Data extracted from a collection
▬▬▬▬▬▬

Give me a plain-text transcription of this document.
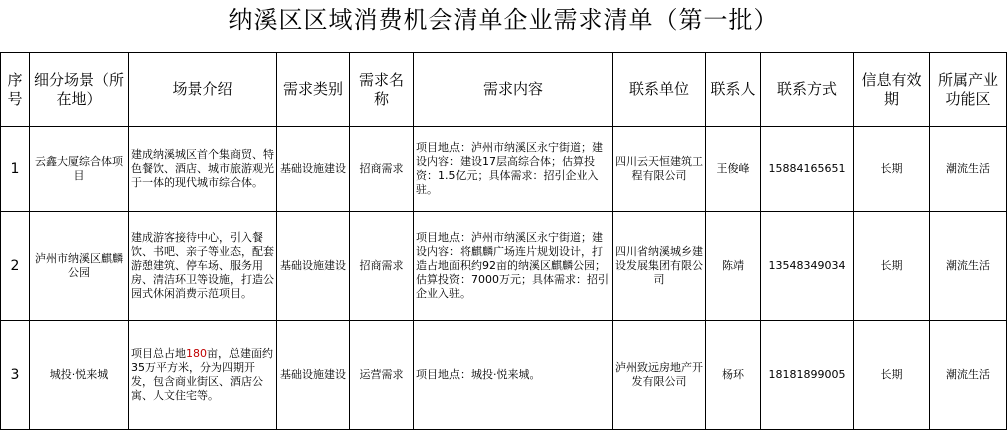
纳溪区区域消费机会清单企业需求清单（第一批）
序号	细分场景（所在地）	场景介绍	需求类别	需求名称	需求内容	联系单位	联系人	联系方式	信息有效期	所属产业功能区
1	云鑫大厦综合体项目	建成纳溪城区首个集商贸、特色餐饮、酒店、城市旅游观光于一体的现代城市综合体。	基础设施建设	招商需求	项目地点：泸州市纳溪区永宁街道；建设内容：建设17层高综合体；估算投资：1.5亿元；具体需求：招引企业入驻。	四川云天恒建筑工程有限公司	王俊峰	15884165651	长期	潮流生活
2	泸州市纳溪区麒麟公园	建成游客接待中心，引入餐饮、书吧、亲子等业态，配套游憩建筑、停车场、服务用房、清洁环卫等设施，打造公园式休闲消费示范项目。	基础设施建设	招商需求	项目地点：泸州市纳溪区永宁街道；建设内容：将麒麟广场连片规划设计，打造占地面积约92亩的纳溪区麒麟公园；估算投资：7000万元；具体需求：招引企业入驻。	四川省纳溪城乡建设发展集团有限公司	陈靖	13548349034	长期	潮流生活
3	城投·悦来城	项目总占地180亩，总建面约35万平方米，分为四期开发，包含商业街区、酒店公寓、人文住宅等。	基础设施建设	运营需求	项目地点：城投·悦来城。	泸州致远房地产开发有限公司	杨环	18181899005	长期	潮流生活
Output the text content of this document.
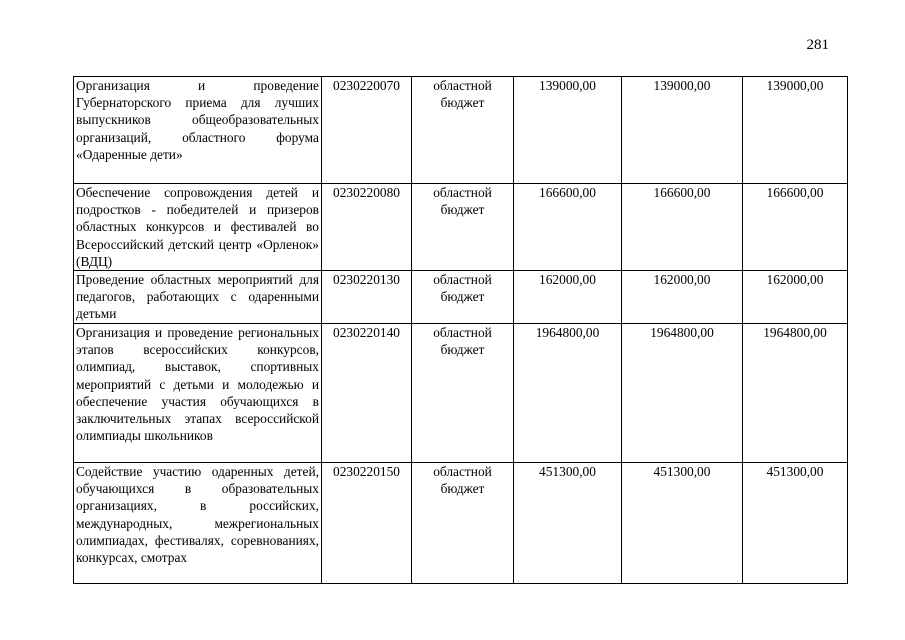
281
Организация и проведение Губернаторского приема для лучших выпускников общеобразовательных организаций, областного форума «Одаренные дети»	0230220070	областной бюджет	139000,00	139000,00	139000,00
Обеспечение сопровождения детей и подростков - победителей и призеров областных конкурсов и фестивалей во Всероссийский детский центр «Орленок» (ВДЦ)	0230220080	областной бюджет	166600,00	166600,00	166600,00
Проведение областных мероприятий для педагогов, работающих с одаренными детьми	0230220130	областной бюджет	162000,00	162000,00	162000,00
Организация и проведение региональных этапов всероссийских конкурсов, олимпиад, выставок, спортивных мероприятий с детьми и молодежью и обеспечение участия обучающихся в заключительных этапах всероссийской олимпиады школьников	0230220140	областной бюджет	1964800,00	1964800,00	1964800,00
Содействие участию одаренных детей, обучающихся в образовательных организациях, в российских, международных, межрегиональных олимпиадах, фестивалях, соревнованиях, конкурсах, смотрах	0230220150	областной бюджет	451300,00	451300,00	451300,00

▬▬▬▬▬▬

Take the line containing "Output the text content of this document." and every line after it up to the end of the data, and write them out exactly, without the pictures.

Output the text content of this document.
281
Организация и проведение Губернаторского приема для лучших выпускников общеобразовательных организаций, областного форума «Одаренные дети»	0230220070	областной бюджет	139000,00	139000,00	139000,00
Обеспечение сопровождения детей и подростков - победителей и призеров областных конкурсов и фестивалей во Всероссийский детский центр «Орленок» (ВДЦ)	0230220080	областной бюджет	166600,00	166600,00	166600,00
Проведение областных мероприятий для педагогов, работающих с одаренными детьми	0230220130	областной бюджет	162000,00	162000,00	162000,00
Организация и проведение региональных этапов всероссийских конкурсов, олимпиад, выставок, спортивных мероприятий с детьми и молодежью и обеспечение участия обучающихся в заключительных этапах всероссийской олимпиады школьников	0230220140	областной бюджет	1964800,00	1964800,00	1964800,00
Содействие участию одаренных детей, обучающихся в образовательных организациях, в российских, международных, межрегиональных олимпиадах, фестивалях, соревнованиях, конкурсах, смотрах	0230220150	областной бюджет	451300,00	451300,00	451300,00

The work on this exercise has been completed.